Task instructions:
Of the lines below, how many hold the string "from"? Give only the number.
[START Available data]
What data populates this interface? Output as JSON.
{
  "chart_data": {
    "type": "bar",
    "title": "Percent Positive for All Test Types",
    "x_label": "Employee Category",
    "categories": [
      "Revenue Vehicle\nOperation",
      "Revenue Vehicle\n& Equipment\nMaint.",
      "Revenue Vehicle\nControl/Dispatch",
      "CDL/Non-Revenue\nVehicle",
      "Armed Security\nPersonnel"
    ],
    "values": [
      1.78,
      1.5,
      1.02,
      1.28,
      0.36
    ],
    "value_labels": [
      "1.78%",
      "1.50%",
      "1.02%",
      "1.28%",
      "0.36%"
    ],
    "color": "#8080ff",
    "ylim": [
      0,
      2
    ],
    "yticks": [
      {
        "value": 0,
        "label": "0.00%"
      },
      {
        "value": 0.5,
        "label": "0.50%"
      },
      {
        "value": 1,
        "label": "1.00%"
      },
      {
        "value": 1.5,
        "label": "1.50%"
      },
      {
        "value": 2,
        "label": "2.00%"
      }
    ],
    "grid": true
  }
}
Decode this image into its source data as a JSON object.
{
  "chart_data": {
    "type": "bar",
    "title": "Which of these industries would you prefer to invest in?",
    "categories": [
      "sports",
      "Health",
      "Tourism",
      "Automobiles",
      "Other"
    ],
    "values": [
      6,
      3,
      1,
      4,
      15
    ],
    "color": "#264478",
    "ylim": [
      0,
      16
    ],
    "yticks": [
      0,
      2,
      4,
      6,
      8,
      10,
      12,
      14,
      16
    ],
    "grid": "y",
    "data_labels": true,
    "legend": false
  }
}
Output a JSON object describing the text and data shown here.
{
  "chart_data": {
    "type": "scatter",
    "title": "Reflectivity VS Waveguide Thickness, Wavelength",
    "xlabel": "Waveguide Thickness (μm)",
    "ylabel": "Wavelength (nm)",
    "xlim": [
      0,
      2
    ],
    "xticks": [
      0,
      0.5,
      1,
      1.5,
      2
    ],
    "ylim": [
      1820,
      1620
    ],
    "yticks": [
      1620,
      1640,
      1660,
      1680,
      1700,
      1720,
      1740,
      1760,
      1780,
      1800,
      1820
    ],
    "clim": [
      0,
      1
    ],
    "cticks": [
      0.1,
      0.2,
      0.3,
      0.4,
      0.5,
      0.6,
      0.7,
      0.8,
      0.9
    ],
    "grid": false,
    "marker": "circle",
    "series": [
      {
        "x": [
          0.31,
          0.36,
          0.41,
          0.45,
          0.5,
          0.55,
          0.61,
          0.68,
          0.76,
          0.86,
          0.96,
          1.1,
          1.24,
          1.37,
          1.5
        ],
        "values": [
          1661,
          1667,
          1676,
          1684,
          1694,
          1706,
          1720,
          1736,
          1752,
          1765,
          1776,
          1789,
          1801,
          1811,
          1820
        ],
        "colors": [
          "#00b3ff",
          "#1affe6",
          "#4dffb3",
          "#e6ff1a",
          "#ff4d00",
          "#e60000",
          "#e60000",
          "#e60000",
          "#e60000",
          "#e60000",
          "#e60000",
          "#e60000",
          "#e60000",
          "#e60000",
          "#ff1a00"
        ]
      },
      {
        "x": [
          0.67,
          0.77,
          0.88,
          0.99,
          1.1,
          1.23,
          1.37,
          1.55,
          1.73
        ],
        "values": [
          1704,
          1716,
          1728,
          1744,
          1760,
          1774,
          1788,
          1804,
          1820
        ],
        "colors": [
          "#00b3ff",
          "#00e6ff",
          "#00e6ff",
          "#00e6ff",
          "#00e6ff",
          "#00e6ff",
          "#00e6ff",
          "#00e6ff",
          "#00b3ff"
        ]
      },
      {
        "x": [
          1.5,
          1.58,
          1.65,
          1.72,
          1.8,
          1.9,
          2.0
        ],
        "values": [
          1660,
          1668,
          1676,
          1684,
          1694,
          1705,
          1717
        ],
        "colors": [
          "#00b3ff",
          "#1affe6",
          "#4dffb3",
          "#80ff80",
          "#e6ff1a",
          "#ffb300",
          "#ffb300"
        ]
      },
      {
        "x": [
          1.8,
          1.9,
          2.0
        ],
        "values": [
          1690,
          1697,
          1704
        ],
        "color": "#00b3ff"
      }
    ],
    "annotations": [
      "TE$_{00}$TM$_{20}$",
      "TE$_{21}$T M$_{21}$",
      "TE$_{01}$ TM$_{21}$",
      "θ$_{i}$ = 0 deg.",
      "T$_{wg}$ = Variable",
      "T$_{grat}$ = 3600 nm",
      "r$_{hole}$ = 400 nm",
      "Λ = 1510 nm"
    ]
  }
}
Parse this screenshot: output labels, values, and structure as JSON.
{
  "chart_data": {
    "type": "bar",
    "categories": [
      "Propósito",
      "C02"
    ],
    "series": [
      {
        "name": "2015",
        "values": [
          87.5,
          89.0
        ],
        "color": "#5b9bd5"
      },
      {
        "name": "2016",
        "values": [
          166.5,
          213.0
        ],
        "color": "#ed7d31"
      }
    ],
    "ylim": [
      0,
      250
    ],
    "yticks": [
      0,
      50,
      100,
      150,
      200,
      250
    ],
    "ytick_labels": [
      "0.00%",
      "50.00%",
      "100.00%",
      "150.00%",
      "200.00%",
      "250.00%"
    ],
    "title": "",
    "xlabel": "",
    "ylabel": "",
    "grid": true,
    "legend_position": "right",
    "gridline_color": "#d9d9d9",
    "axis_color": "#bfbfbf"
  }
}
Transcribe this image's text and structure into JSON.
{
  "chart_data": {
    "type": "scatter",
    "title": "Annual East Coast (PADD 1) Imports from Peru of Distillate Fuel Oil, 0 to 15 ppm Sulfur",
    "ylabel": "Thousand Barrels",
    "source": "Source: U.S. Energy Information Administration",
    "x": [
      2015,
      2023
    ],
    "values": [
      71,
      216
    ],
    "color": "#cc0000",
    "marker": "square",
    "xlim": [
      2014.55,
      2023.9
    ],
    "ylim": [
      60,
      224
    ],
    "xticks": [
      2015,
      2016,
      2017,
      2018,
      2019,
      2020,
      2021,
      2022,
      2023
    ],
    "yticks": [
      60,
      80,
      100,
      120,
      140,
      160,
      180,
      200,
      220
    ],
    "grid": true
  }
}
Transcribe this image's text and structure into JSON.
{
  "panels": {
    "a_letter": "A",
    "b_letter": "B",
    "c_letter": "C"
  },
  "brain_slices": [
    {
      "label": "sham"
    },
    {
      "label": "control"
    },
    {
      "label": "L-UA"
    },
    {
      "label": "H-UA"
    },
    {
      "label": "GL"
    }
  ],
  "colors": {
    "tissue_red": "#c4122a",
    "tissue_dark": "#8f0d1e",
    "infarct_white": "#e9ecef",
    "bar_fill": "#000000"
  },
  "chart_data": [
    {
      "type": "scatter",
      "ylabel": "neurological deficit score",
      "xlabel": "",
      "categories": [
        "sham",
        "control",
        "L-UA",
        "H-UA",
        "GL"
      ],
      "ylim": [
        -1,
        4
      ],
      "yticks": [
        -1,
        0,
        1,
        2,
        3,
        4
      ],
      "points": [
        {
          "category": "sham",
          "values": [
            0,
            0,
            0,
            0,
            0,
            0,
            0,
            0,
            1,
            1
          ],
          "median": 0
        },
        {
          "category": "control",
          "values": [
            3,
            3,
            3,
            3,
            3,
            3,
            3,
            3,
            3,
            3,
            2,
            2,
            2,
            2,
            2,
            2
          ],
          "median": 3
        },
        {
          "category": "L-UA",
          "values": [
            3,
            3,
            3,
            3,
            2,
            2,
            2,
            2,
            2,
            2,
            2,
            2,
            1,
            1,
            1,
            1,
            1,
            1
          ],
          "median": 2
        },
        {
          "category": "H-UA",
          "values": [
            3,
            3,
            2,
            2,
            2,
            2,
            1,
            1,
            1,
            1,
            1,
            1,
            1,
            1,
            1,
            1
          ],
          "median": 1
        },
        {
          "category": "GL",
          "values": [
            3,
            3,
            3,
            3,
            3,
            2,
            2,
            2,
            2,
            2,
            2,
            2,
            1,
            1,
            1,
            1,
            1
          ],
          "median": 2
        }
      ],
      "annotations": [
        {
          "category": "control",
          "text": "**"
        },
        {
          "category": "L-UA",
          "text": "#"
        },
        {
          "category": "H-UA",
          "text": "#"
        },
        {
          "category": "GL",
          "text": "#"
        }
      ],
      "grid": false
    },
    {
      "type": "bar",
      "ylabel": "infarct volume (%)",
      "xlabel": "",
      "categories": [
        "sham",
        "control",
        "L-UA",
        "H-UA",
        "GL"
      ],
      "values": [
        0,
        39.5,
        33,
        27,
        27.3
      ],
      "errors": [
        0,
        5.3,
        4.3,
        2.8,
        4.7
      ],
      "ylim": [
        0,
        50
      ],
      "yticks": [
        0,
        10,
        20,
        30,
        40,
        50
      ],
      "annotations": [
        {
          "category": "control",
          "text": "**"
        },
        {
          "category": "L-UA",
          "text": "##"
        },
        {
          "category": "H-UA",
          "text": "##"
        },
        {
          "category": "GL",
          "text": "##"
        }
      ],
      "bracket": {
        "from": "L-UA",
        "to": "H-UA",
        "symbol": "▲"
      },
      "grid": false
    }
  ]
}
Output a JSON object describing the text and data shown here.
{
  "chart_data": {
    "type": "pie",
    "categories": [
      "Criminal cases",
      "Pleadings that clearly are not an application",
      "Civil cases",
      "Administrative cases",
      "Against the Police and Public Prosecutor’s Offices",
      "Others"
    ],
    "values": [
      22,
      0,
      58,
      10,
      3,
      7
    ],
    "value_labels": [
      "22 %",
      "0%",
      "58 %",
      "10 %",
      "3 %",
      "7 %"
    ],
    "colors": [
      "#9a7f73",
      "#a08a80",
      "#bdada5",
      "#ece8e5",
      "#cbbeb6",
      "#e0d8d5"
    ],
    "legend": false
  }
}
[END Available data]
The response:
2